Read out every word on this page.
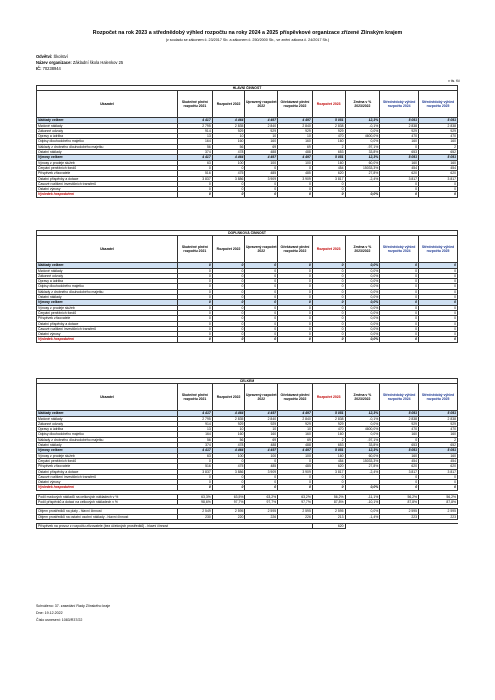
Rozpočet na rok 2023 a střednědobý výhled rozpočtu na roky 2024 a 2025 příspěvkové organizace zřízené Zlínským krajem
(v souladu se zákonem č. 23/2017 Sb. a zákonem č. 250/2000 Sb., ve znění zákona č. 24/2017 Sb.)
Odvětví: Školství
Název organizace: Základní škola Halenkov 25
IČ: 70238944
v tis. Kč
HLAVNÍ ČINNOST								
Ukazatel	Skutečné plnění rozpočtu 2021	Rozpočet 2022	Upravený rozpočet 2022	Očekávané plnění rozpočtu 2022	Rozpočet 2023	Změna v % 2023/2022	Střednědobý výhled rozpočtu 2024	Střednědobý výhled rozpočtu 2025
Náklady celkem	4 417	4 464	4 497	4 497	5 051	12,3%	5 051	5 051
Mzdové náklady	2 795	2 835	2 840	2 840	2 838	-0,1%	2 838	2 838
Zákonné odvody	914	929	929	929	929	0,0%	929	929
Opravy a údržba	13	10	10	10	470	4600,0%	470	470
Odpisy dlouhodobého majetku	164	160	160	160	160	0,0%	160	160
Náklady z drobného dlouhodobého majetku	56	56	69	69	2	-97,1%	0	2
Ostatní náklady	374	478	488	488	653	33,8%	653	652
Výnosy celkem	4 417	4 464	4 497	4 497	5 051	12,3%	5 051	5 051
Výnosy z prodeje služeb	63	100	100	100	160	60,0%	160	160
Čerpání peněžních fondů	0	0	0	0	454	15033,3%	454	454
Příspěvek zřizovatele	516	475	485	485	620	27,8%	620	620
Ostatní příspěvky a dotace	3 837	3 886	3 909	3 909	3 817	-2,4%	3 817	3 817
Časové rozlišení investičních transferů	0	0	0	0	0		0	0
Ostatní výnosy	0	0	0	0	0		0	0
Výsledek hospodaření	0	0	0	0	0	0,0%	0	0
DOPLŇKOVÁ ČINNOST								
Ukazatel	Skutečné plnění rozpočtu 2021	Rozpočet 2022	Upravený rozpočet 2022	Očekávané plnění rozpočtu 2022	Rozpočet 2023	Změna v % 2023/2022	Střednědobý výhled rozpočtu 2024	Střednědobý výhled rozpočtu 2025
Náklady celkem	0	0	0	0	0	0,0%	0	0
Mzdové náklady	0	0	0	0	0	0,0%	0	0
Zákonné odvody	0	0	0	0	0	0,0%	0	0
Opravy a údržba	0	0	0	0	0	0,0%	0	0
Odpisy dlouhodobého majetku	0	0	0	0	0	0,0%	0	0
Náklady z drobného dlouhodobého majetku	0	0	0	0	0	0,0%	0	0
Ostatní náklady	0	0	0	0	0	0,0%	0	0
Výnosy celkem	0	0	0	0	0	0,0%	0	0
Výnosy z prodeje služeb	0	0	0	0	0	0,0%	0	0
Čerpání peněžních fondů	0	0	0	0	0	0,0%	0	0
Příspěvek zřizovatele	0	0	0	0	0	0,0%	0	0
Ostatní příspěvky a dotace	0	0	0	0	0	0,0%	0	0
Časové rozlišení investičních transferů	0	0	0	0	0	0,0%	0	0
Ostatní výnosy	0	0	0	0	0	0,0%	0	0
Výsledek hospodaření	0	0	0	0	0	0,0%	0	0
CELKEM								
Ukazatel	Skutečné plnění rozpočtu 2021	Rozpočet 2022	Upravený rozpočet 2022	Očekávané plnění rozpočtu 2022	Rozpočet 2023	Změna v % 2023/2022	Střednědobý výhled rozpočtu 2024	Střednědobý výhled rozpočtu 2025
Náklady celkem	4 417	4 464	4 497	4 497	5 051	12,3%	5 051	5 051
Mzdové náklady	2 795	2 835	2 840	2 840	2 838	-0,1%	2 838	2 838
Zákonné odvody	914	929	929	929	929	0,0%	929	929
Opravy a údržba	13	10	10	10	470	4600,0%	470	470
Odpisy dlouhodobého majetku	164	160	160	160	160	0,0%	160	160
Náklady z drobného dlouhodobého majetku	56	56	69	69	2	-97,1%	0	2
Ostatní náklady	374	478	488	488	653	33,8%	653	652
Výnosy celkem	4 417	4 464	4 497	4 497	5 051	12,3%	5 051	5 051
Výnosy z prodeje služeb	63	100	100	100	160	60,0%	160	160
Čerpání peněžních fondů	0	0	0	0	454	15033,3%	454	454
Příspěvek zřizovatele	516	475	485	485	620	27,8%	620	620
Ostatní příspěvky a dotace	3 837	3 886	3 909	3 909	3 817	-2,4%	3 817	3 817
Časové rozlišení investičních transferů	0	0	0	0	0		0	0
Ostatní výnosy	0	0	0	0	0		0	0
Výsledek hospodaření	0	0	0	0	0	0,0%	0	0

Podíl mzdových nákladů na celkových nákladech v %	63,3%	63,5%	63,2%	63,2%	56,2%	-11,1%	56,2%	56,2%
Podíl příspěvků a dotací na celkových nákladech v %	98,6%	97,7%	97,7%	97,7%	87,8%	-10,1%	87,8%	87,8%

Objem prostředků na platy - hlavní činnost	2 549	2 595	2 595	2 595	2 595	0,0%	2 595	2 595
Objem prostředků na ostatní osobní náklady - hlavní činnost	230	220	226	226	213	-1,4%	223	223

Příspěvek na provoz z rozpočtu zřizovatele (bez účelových prostředků) - hlavní činnost					620			
Schváleno: 37. zasedání Rady Zlínského kraje
Dne: 19.12.2022
Číslo usnesení: 1083/R37/22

Task brief —
Every record above should be transcribed exactly; the pictures stay out of the copy.

Task response —
Read out every word on this page.
Rozpočet na rok 2023 a střednědobý výhled rozpočtu na roky 2024 a 2025 příspěvkové organizace zřízené Zlínským krajem
(v souladu se zákonem č. 23/2017 Sb. a zákonem č. 250/2000 Sb., ve znění zákona č. 24/2017 Sb.)
Odvětví: Školství
Název organizace: Základní škola Halenkov 25
IČ: 70238944
v tis. Kč
HLAVNÍ ČINNOST								
Ukazatel	Skutečné plnění rozpočtu 2021	Rozpočet 2022	Upravený rozpočet 2022	Očekávané plnění rozpočtu 2022	Rozpočet 2023	Změna v % 2023/2022	Střednědobý výhled rozpočtu 2024	Střednědobý výhled rozpočtu 2025
Náklady celkem	4 417	4 464	4 497	4 497	5 051	12,3%	5 051	5 051
Mzdové náklady	2 795	2 835	2 840	2 840	2 838	-0,1%	2 838	2 838
Zákonné odvody	914	929	929	929	929	0,0%	929	929
Opravy a údržba	13	10	10	10	470	4600,0%	470	470
Odpisy dlouhodobého majetku	164	160	160	160	160	0,0%	160	160
Náklady z drobného dlouhodobého majetku	56	56	69	69	2	-97,1%	0	2
Ostatní náklady	374	478	488	488	653	33,8%	653	652
Výnosy celkem	4 417	4 464	4 497	4 497	5 051	12,3%	5 051	5 051
Výnosy z prodeje služeb	63	100	100	100	160	60,0%	160	160
Čerpání peněžních fondů	0	0	0	0	454	15033,3%	454	454
Příspěvek zřizovatele	516	475	485	485	620	27,8%	620	620
Ostatní příspěvky a dotace	3 837	3 886	3 909	3 909	3 817	-2,4%	3 817	3 817
Časové rozlišení investičních transferů	0	0	0	0	0		0	0
Ostatní výnosy	0	0	0	0	0		0	0
Výsledek hospodaření	0	0	0	0	0	0,0%	0	0
DOPLŇKOVÁ ČINNOST								
Ukazatel	Skutečné plnění rozpočtu 2021	Rozpočet 2022	Upravený rozpočet 2022	Očekávané plnění rozpočtu 2022	Rozpočet 2023	Změna v % 2023/2022	Střednědobý výhled rozpočtu 2024	Střednědobý výhled rozpočtu 2025
Náklady celkem	0	0	0	0	0	0,0%	0	0
Mzdové náklady	0	0	0	0	0	0,0%	0	0
Zákonné odvody	0	0	0	0	0	0,0%	0	0
Opravy a údržba	0	0	0	0	0	0,0%	0	0
Odpisy dlouhodobého majetku	0	0	0	0	0	0,0%	0	0
Náklady z drobného dlouhodobého majetku	0	0	0	0	0	0,0%	0	0
Ostatní náklady	0	0	0	0	0	0,0%	0	0
Výnosy celkem	0	0	0	0	0	0,0%	0	0
Výnosy z prodeje služeb	0	0	0	0	0	0,0%	0	0
Čerpání peněžních fondů	0	0	0	0	0	0,0%	0	0
Příspěvek zřizovatele	0	0	0	0	0	0,0%	0	0
Ostatní příspěvky a dotace	0	0	0	0	0	0,0%	0	0
Časové rozlišení investičních transferů	0	0	0	0	0	0,0%	0	0
Ostatní výnosy	0	0	0	0	0	0,0%	0	0
Výsledek hospodaření	0	0	0	0	0	0,0%	0	0
CELKEM								
Ukazatel	Skutečné plnění rozpočtu 2021	Rozpočet 2022	Upravený rozpočet 2022	Očekávané plnění rozpočtu 2022	Rozpočet 2023	Změna v % 2023/2022	Střednědobý výhled rozpočtu 2024	Střednědobý výhled rozpočtu 2025
Náklady celkem	4 417	4 464	4 497	4 497	5 051	12,3%	5 051	5 051
Mzdové náklady	2 795	2 835	2 840	2 840	2 838	-0,1%	2 838	2 838
Zákonné odvody	914	929	929	929	929	0,0%	929	929
Opravy a údržba	13	10	10	10	470	4600,0%	470	470
Odpisy dlouhodobého majetku	164	160	160	160	160	0,0%	160	160
Náklady z drobného dlouhodobého majetku	56	56	69	69	2	-97,1%	0	2
Ostatní náklady	374	478	488	488	653	33,8%	653	652
Výnosy celkem	4 417	4 464	4 497	4 497	5 051	12,3%	5 051	5 051
Výnosy z prodeje služeb	63	100	100	100	160	60,0%	160	160
Čerpání peněžních fondů	0	0	0	0	454	15033,3%	454	454
Příspěvek zřizovatele	516	475	485	485	620	27,8%	620	620
Ostatní příspěvky a dotace	3 837	3 886	3 909	3 909	3 817	-2,4%	3 817	3 817
Časové rozlišení investičních transferů	0	0	0	0	0		0	0
Ostatní výnosy	0	0	0	0	0		0	0
Výsledek hospodaření	0	0	0	0	0	0,0%	0	0

Podíl mzdových nákladů na celkových nákladech v %	63,3%	63,5%	63,2%	63,2%	56,2%	-11,1%	56,2%	56,2%
Podíl příspěvků a dotací na celkových nákladech v %	98,6%	97,7%	97,7%	97,7%	87,8%	-10,1%	87,8%	87,8%

Objem prostředků na platy - hlavní činnost	2 549	2 595	2 595	2 595	2 595	0,0%	2 595	2 595
Objem prostředků na ostatní osobní náklady - hlavní činnost	230	220	226	226	213	-1,4%	223	223

Příspěvek na provoz z rozpočtu zřizovatele (bez účelových prostředků) - hlavní činnost					620			
Schváleno: 37. zasedání Rady Zlínského kraje
Dne: 19.12.2022
Číslo usnesení: 1083/R37/22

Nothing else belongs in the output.